[Figure data in JSON]
++++++++++
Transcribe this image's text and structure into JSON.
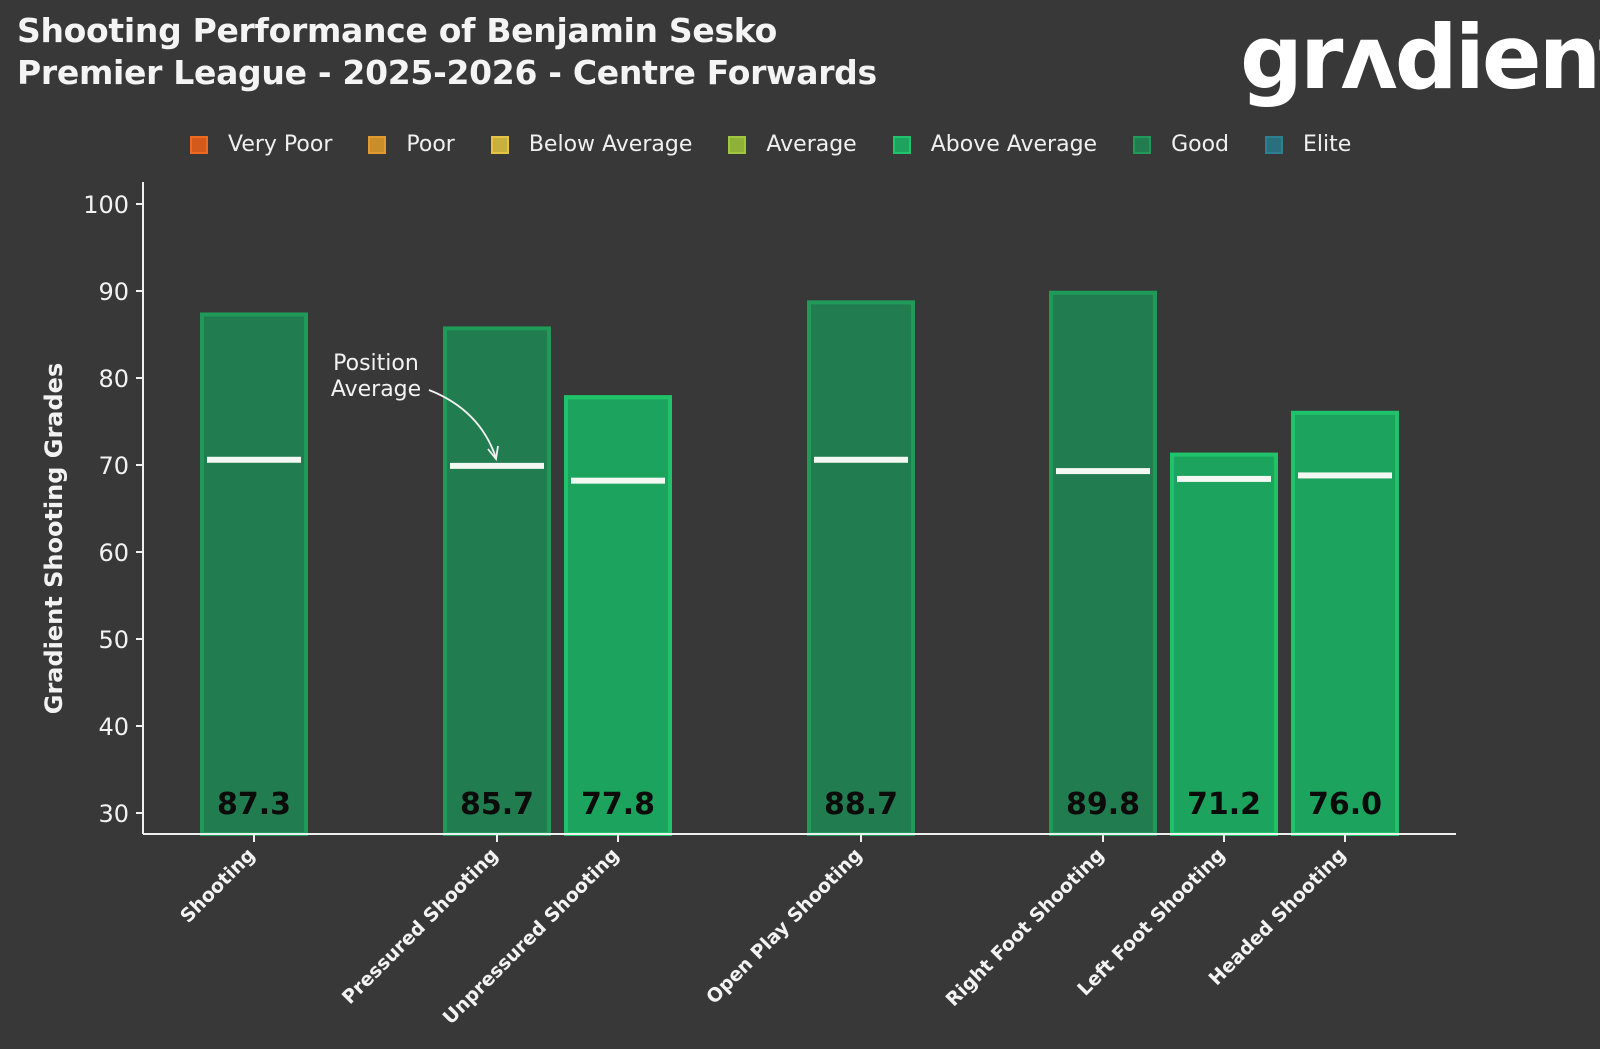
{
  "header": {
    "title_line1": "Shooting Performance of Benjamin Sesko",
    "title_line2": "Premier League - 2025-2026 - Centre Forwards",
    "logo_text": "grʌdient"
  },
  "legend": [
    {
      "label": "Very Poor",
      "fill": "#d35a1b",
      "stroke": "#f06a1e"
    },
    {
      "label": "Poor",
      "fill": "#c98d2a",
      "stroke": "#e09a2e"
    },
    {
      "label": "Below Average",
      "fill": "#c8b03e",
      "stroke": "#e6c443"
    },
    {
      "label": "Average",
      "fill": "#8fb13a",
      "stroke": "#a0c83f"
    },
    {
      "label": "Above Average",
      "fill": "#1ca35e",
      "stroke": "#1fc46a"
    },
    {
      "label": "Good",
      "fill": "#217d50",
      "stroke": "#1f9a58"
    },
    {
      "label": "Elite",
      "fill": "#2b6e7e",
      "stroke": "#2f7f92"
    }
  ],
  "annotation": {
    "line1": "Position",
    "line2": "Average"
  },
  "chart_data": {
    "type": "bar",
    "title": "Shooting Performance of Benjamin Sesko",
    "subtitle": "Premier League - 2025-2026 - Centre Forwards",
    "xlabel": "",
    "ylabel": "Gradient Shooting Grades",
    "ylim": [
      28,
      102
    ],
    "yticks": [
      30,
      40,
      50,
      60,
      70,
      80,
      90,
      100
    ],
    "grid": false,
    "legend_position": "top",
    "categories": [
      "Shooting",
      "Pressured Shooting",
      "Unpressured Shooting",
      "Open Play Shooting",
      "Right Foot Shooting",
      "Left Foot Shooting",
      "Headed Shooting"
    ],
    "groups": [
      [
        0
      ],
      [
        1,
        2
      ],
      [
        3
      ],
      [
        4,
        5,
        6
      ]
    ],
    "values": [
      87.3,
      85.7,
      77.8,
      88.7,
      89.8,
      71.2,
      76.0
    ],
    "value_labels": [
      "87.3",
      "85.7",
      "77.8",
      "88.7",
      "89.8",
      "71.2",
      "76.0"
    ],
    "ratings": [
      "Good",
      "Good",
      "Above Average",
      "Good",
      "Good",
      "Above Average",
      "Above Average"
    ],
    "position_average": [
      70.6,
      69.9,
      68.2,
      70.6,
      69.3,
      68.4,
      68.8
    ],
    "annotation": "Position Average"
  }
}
++++++++++
# Requirement
Go through the material and select each line with the string "annotation" in it.

# Answer to this exercise
  "annotation": {
    "annotation": "Position Average"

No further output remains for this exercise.